Copy out the data below, replacing every instance of "schematically" with "diagrammatically" and keeping all other wording the same.

╭─ Records provided

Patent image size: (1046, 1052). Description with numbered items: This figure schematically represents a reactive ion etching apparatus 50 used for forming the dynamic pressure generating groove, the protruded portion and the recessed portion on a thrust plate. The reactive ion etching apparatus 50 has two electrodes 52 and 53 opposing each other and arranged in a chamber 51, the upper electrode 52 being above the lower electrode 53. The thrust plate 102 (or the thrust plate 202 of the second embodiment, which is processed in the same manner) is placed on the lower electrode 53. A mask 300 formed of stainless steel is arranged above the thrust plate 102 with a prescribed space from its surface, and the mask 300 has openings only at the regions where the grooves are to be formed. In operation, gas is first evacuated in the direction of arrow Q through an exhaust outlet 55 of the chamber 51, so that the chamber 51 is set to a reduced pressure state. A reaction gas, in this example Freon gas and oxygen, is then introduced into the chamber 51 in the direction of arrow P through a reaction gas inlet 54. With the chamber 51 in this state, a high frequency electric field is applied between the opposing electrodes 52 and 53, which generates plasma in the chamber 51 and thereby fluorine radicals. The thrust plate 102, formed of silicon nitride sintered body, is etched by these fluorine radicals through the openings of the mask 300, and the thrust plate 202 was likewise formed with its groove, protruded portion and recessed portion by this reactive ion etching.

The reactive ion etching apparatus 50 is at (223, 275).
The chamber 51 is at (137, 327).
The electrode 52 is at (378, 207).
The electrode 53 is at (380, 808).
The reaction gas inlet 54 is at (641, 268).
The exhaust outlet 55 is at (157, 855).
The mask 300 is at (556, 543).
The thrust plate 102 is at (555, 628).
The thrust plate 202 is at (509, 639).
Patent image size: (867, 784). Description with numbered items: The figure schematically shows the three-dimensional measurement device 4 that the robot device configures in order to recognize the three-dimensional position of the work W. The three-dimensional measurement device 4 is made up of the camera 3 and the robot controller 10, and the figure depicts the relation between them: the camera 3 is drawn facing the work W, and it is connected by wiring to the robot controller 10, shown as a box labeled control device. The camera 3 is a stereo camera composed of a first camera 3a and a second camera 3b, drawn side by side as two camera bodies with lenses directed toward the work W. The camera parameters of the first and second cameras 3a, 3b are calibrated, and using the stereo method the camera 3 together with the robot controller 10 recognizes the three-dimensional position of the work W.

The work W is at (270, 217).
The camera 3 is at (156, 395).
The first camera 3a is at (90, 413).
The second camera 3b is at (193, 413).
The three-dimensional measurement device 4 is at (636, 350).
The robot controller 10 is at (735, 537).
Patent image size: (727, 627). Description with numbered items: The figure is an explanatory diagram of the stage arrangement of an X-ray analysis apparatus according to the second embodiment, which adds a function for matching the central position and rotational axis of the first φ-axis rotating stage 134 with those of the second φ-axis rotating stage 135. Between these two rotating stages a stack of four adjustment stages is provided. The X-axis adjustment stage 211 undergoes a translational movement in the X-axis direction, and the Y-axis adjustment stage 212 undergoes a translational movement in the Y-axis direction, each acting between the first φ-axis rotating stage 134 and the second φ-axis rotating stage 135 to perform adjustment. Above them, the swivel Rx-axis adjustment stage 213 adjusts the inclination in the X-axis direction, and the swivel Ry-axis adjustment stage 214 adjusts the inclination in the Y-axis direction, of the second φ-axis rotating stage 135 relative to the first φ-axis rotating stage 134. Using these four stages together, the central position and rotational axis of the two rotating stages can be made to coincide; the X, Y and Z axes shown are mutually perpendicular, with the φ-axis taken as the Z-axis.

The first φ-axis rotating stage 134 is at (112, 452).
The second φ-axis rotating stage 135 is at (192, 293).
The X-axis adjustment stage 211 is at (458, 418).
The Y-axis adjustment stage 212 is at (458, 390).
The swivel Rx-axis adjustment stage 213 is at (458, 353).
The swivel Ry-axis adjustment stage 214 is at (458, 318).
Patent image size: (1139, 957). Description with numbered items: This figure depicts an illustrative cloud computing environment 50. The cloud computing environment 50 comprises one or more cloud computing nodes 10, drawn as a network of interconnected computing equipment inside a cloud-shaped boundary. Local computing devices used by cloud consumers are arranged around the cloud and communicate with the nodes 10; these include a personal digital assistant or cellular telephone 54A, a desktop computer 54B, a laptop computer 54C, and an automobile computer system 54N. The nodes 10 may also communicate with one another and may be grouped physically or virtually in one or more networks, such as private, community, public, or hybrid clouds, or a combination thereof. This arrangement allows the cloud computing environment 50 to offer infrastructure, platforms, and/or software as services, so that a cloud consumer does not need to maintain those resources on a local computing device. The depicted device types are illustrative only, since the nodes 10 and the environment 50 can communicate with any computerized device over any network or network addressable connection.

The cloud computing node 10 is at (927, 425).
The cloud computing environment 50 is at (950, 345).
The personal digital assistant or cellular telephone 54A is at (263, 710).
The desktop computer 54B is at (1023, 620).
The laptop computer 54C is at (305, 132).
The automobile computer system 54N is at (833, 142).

╰─

» Task solution:
Patent image size: (1046, 1052). Description with numbered items: This figure diagrammatically represents a reactive ion etching apparatus 50 used for forming the dynamic pressure generating groove, the protruded portion and the recessed portion on a thrust plate. The reactive ion etching apparatus 50 has two electrodes 52 and 53 opposing each other and arranged in a chamber 51, the upper electrode 52 being above the lower electrode 53. The thrust plate 102 (or the thrust plate 202 of the second embodiment, which is processed in the same manner) is placed on the lower electrode 53. A mask 300 formed of stainless steel is arranged above the thrust plate 102 with a prescribed space from its surface, and the mask 300 has openings only at the regions where the grooves are to be formed. In operation, gas is first evacuated in the direction of arrow Q through an exhaust outlet 55 of the chamber 51, so that the chamber 51 is set to a reduced pressure state. A reaction gas, in this example Freon gas and oxygen, is then introduced into the chamber 51 in the direction of arrow P through a reaction gas inlet 54. With the chamber 51 in this state, a high frequency electric field is applied between the opposing electrodes 52 and 53, which generates plasma in the chamber 51 and thereby fluorine radicals. The thrust plate 102, formed of silicon nitride sintered body, is etched by these fluorine radicals through the openings of the mask 300, and the thrust plate 202 was likewise formed with its groove, protruded portion and recessed portion by this reactive ion etching.

The reactive ion etching apparatus 50 is at (223, 275).
The chamber 51 is at (137, 327).
The electrode 52 is at (378, 207).
The electrode 53 is at (380, 808).
The reaction gas inlet 54 is at (641, 268).
The exhaust outlet 55 is at (157, 855).
The mask 300 is at (556, 543).
The thrust plate 102 is at (555, 628).
The thrust plate 202 is at (509, 639).
Patent image size: (867, 784). Description with numbered items: The figure diagrammatically shows the three-dimensional measurement device 4 that the robot device configures in order to recognize the three-dimensional position of the work W. The three-dimensional measurement device 4 is made up of the camera 3 and the robot controller 10, and the figure depicts the relation between them: the camera 3 is drawn facing the work W, and it is connected by wiring to the robot controller 10, shown as a box labeled control device. The camera 3 is a stereo camera composed of a first camera 3a and a second camera 3b, drawn side by side as two camera bodies with lenses directed toward the work W. The camera parameters of the first and second cameras 3a, 3b are calibrated, and using the stereo method the camera 3 together with the robot controller 10 recognizes the three-dimensional position of the work W.

The work W is at (270, 217).
The camera 3 is at (156, 395).
The first camera 3a is at (90, 413).
The second camera 3b is at (193, 413).
The three-dimensional measurement device 4 is at (636, 350).
The robot controller 10 is at (735, 537).
Patent image size: (727, 627). Description with numbered items: The figure is an explanatory diagram of the stage arrangement of an X-ray analysis apparatus according to the second embodiment, which adds a function for matching the central position and rotational axis of the first φ-axis rotating stage 134 with those of the second φ-axis rotating stage 135. Between these two rotating stages a stack of four adjustment stages is provided. The X-axis adjustment stage 211 undergoes a translational movement in the X-axis direction, and the Y-axis adjustment stage 212 undergoes a translational movement in the Y-axis direction, each acting between the first φ-axis rotating stage 134 and the second φ-axis rotating stage 135 to perform adjustment. Above them, the swivel Rx-axis adjustment stage 213 adjusts the inclination in the X-axis direction, and the swivel Ry-axis adjustment stage 214 adjusts the inclination in the Y-axis direction, of the second φ-axis rotating stage 135 relative to the first φ-axis rotating stage 134. Using these four stages together, the central position and rotational axis of the two rotating stages can be made to coincide; the X, Y and Z axes shown are mutually perpendicular, with the φ-axis taken as the Z-axis.

The first φ-axis rotating stage 134 is at (112, 452).
The second φ-axis rotating stage 135 is at (192, 293).
The X-axis adjustment stage 211 is at (458, 418).
The Y-axis adjustment stage 212 is at (458, 390).
The swivel Rx-axis adjustment stage 213 is at (458, 353).
The swivel Ry-axis adjustment stage 214 is at (458, 318).
Patent image size: (1139, 957). Description with numbered items: This figure depicts an illustrative cloud computing environment 50. The cloud computing environment 50 comprises one or more cloud computing nodes 10, drawn as a network of interconnected computing equipment inside a cloud-shaped boundary. Local computing devices used by cloud consumers are arranged around the cloud and communicate with the nodes 10; these include a personal digital assistant or cellular telephone 54A, a desktop computer 54B, a laptop computer 54C, and an automobile computer system 54N. The nodes 10 may also communicate with one another and may be grouped physically or virtually in one or more networks, such as private, community, public, or hybrid clouds, or a combination thereof. This arrangement allows the cloud computing environment 50 to offer infrastructure, platforms, and/or software as services, so that a cloud consumer does not need to maintain those resources on a local computing device. The depicted device types are illustrative only, since the nodes 10 and the environment 50 can communicate with any computerized device over any network or network addressable connection.

The cloud computing node 10 is at (927, 425).
The cloud computing environment 50 is at (950, 345).
The personal digital assistant or cellular telephone 54A is at (263, 710).
The desktop computer 54B is at (1023, 620).
The laptop computer 54C is at (305, 132).
The automobile computer system 54N is at (833, 142).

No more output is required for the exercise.